-- start Extracted entries --
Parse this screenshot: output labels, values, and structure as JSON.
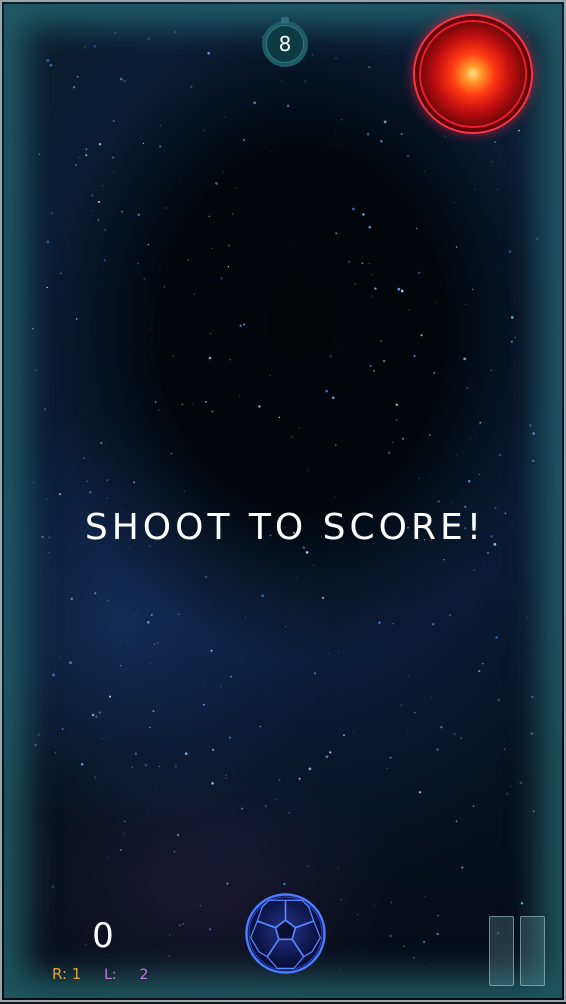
{
  "hud": {
    "timer_value": "8",
    "message": "SHOOT TO SCORE!",
    "score": "0",
    "r_label": "R:",
    "r_value": "1",
    "l_label": "L:",
    "l_value": "2"
  },
  "icons": {
    "timer": "stopwatch-icon",
    "target": "glowing-red-goal-target",
    "ball": "soccer-ball-icon",
    "pause": "pause-icon"
  },
  "colors": {
    "frame_glow": "#2f7e88",
    "timer_bg": "#1f5a66",
    "target_ring": "#e81c30",
    "ball_line": "#3a6aff",
    "r_color": "#e6a12a",
    "l_color": "#c47ad8"
  }
}
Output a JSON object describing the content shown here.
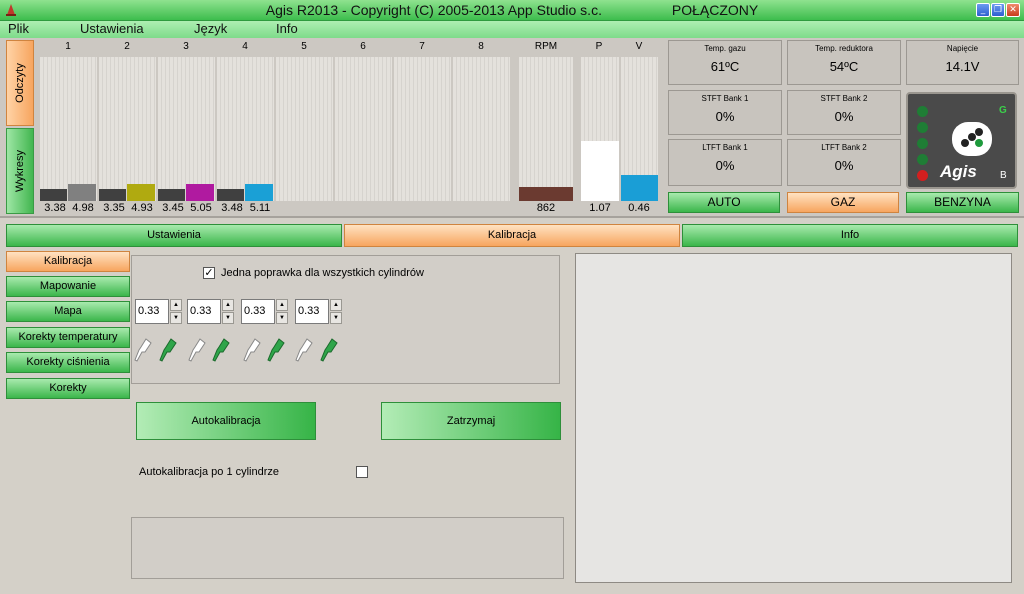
{
  "window": {
    "title": "Agis R2013 - Copyright (C) 2005-2013 App Studio s.c.",
    "status": "POŁĄCZONY"
  },
  "menu": [
    "Plik",
    "Ustawienia",
    "Język",
    "Info"
  ],
  "side_tabs": [
    "Odczyty",
    "Wykresy"
  ],
  "columns": {
    "labels": [
      "1",
      "2",
      "3",
      "4",
      "5",
      "6",
      "7",
      "8",
      "RPM",
      "P",
      "V"
    ]
  },
  "cylinders": [
    {
      "a": "3.38",
      "b": "4.98",
      "a_level": 0.08,
      "b_level": 0.12,
      "b_color": "#808080"
    },
    {
      "a": "3.35",
      "b": "4.93",
      "a_level": 0.08,
      "b_level": 0.12,
      "b_color": "#b0aa10"
    },
    {
      "a": "3.45",
      "b": "5.05",
      "a_level": 0.08,
      "b_level": 0.12,
      "b_color": "#b01aa0"
    },
    {
      "a": "3.48",
      "b": "5.11",
      "a_level": 0.08,
      "b_level": 0.12,
      "b_color": "#1aa0d6"
    }
  ],
  "rpm": {
    "value": "862",
    "level": 0.1
  },
  "p": {
    "value": "1.07",
    "level": 0.42
  },
  "v": {
    "value": "0.46",
    "level": 0.18
  },
  "readouts": [
    {
      "label": "Temp. gazu",
      "value": "61ºC"
    },
    {
      "label": "Temp. reduktora",
      "value": "54ºC"
    },
    {
      "label": "Napięcie",
      "value": "14.1V"
    },
    {
      "label": "STFT Bank 1",
      "value": "0%"
    },
    {
      "label": "STFT Bank 2",
      "value": "0%"
    },
    {
      "label": "LTFT Bank 1",
      "value": "0%"
    },
    {
      "label": "LTFT Bank 2",
      "value": "0%"
    }
  ],
  "mode_buttons": [
    "AUTO",
    "GAZ",
    "BENZYNA"
  ],
  "device": {
    "brand": "Agis",
    "led_g": "G",
    "led_b": "B"
  },
  "main_tabs": [
    "Ustawienia",
    "Kalibracja",
    "Info"
  ],
  "left_nav": [
    "Kalibracja",
    "Mapowanie",
    "Mapa",
    "Korekty temperatury",
    "Korekty ciśnienia",
    "Korekty"
  ],
  "calib": {
    "checkbox_label": "Jedna poprawka dla wszystkich cylindrów",
    "checkbox_checked": true,
    "spinners": [
      "0.33",
      "0.33",
      "0.33",
      "0.33"
    ],
    "autocal_btn": "Autokalibracja",
    "stop_btn": "Zatrzymaj",
    "per_cyl_label": "Autokalibracja po 1 cylindrze",
    "per_cyl_checked": false
  },
  "colors": {
    "accent_green": "#3bb64b",
    "accent_orange": "#f7a55f",
    "rpm_bar": "#6b3a30",
    "p_bar": "#ffffff",
    "v_bar": "#1a9ed6",
    "dark_bar": "#404040"
  }
}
-- end Extracted entries --
Your objective –
Find the word "Bank" in the records and pull out each line that has it.

Solution for this task –
      "label": "STFT Bank 1",
      "label": "STFT Bank 2",
      "label": "LTFT Bank 1",
      "label": "LTFT Bank 2",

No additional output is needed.